What is needed
Copy the lines word for word, beginning at the first line of the records and ending after the line that contains "bar-2017 (649, 246, 665, 457)".

>> Begin Materials provided

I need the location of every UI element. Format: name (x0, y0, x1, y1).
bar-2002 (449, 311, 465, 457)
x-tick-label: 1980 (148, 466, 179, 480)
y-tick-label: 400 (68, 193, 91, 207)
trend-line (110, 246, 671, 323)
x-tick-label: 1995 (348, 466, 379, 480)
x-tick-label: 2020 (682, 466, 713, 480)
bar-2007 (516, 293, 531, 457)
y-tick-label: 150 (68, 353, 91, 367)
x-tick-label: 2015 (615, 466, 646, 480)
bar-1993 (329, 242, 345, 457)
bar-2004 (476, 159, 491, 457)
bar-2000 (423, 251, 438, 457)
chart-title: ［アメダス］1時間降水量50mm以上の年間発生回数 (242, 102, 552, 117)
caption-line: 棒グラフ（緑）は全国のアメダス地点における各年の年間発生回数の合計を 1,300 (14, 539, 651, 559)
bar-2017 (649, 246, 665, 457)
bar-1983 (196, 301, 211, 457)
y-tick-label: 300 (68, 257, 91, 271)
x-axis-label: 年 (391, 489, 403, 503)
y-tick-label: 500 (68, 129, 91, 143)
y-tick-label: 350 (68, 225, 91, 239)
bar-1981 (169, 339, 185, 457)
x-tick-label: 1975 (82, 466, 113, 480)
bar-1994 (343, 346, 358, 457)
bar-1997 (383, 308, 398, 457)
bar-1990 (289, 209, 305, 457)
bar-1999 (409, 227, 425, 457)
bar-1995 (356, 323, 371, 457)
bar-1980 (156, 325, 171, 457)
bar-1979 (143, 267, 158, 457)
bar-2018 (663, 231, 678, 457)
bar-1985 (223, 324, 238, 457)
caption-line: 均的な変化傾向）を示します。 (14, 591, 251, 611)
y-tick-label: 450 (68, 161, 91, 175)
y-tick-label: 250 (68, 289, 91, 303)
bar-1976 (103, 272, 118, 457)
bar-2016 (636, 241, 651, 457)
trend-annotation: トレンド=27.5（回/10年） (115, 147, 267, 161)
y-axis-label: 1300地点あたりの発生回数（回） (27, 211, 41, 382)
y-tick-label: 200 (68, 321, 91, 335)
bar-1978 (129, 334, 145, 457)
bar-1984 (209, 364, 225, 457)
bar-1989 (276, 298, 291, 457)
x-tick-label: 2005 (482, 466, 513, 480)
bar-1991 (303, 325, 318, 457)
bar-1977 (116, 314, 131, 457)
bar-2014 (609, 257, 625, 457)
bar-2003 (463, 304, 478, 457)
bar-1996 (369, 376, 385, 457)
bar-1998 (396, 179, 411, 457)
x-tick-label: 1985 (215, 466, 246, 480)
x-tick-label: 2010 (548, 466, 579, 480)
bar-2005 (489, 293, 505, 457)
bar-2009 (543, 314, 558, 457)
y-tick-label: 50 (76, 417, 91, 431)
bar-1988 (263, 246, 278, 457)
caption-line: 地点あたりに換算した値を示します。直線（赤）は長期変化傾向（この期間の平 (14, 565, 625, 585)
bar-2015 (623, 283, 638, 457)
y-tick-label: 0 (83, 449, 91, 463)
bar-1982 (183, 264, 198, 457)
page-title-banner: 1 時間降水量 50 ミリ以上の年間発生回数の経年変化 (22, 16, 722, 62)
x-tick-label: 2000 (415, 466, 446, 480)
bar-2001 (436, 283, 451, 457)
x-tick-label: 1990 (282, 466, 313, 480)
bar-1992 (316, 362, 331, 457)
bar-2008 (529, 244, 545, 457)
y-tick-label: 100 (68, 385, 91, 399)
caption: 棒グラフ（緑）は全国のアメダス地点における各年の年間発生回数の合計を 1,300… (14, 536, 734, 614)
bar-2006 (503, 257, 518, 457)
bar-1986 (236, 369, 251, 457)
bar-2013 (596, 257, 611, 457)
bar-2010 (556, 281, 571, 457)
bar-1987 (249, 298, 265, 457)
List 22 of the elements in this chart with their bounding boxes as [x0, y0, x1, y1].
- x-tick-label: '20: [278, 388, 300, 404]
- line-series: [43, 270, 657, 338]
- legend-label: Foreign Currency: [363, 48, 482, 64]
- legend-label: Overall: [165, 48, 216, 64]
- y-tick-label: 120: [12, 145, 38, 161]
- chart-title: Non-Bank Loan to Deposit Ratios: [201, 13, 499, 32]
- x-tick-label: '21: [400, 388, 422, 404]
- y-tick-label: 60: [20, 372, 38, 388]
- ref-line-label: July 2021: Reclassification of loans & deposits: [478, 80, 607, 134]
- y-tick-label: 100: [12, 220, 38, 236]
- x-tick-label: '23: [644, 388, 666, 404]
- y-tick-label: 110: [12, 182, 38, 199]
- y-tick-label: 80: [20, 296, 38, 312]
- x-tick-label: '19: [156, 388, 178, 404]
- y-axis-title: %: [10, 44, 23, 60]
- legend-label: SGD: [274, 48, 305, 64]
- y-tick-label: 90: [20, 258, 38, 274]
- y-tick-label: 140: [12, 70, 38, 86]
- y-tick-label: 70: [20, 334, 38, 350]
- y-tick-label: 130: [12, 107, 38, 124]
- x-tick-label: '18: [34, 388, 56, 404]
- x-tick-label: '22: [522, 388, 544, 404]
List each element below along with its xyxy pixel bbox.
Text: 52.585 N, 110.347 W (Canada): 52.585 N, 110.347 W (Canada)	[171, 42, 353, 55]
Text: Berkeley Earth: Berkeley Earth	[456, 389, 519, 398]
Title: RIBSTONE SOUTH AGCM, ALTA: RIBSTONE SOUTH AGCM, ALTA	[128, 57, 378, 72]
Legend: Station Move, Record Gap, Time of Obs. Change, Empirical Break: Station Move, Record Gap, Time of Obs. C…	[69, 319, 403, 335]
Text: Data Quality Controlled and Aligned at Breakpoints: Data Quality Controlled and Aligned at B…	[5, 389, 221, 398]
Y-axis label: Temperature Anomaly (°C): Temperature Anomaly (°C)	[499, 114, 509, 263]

>> End Materials provided

Result of the exercise
I need the location of every UI element. Format: name (x0, y0, x1, y1).
bar-2002 (449, 311, 465, 457)
x-tick-label: 1980 (148, 466, 179, 480)
y-tick-label: 400 (68, 193, 91, 207)
trend-line (110, 246, 671, 323)
x-tick-label: 1995 (348, 466, 379, 480)
x-tick-label: 2020 (682, 466, 713, 480)
bar-2007 (516, 293, 531, 457)
y-tick-label: 150 (68, 353, 91, 367)
x-tick-label: 2015 (615, 466, 646, 480)
bar-1993 (329, 242, 345, 457)
bar-2004 (476, 159, 491, 457)
bar-2000 (423, 251, 438, 457)
chart-title: ［アメダス］1時間降水量50mm以上の年間発生回数 (242, 102, 552, 117)
caption-line: 棒グラフ（緑）は全国のアメダス地点における各年の年間発生回数の合計を 1,300 (14, 539, 651, 559)
bar-2017 (649, 246, 665, 457)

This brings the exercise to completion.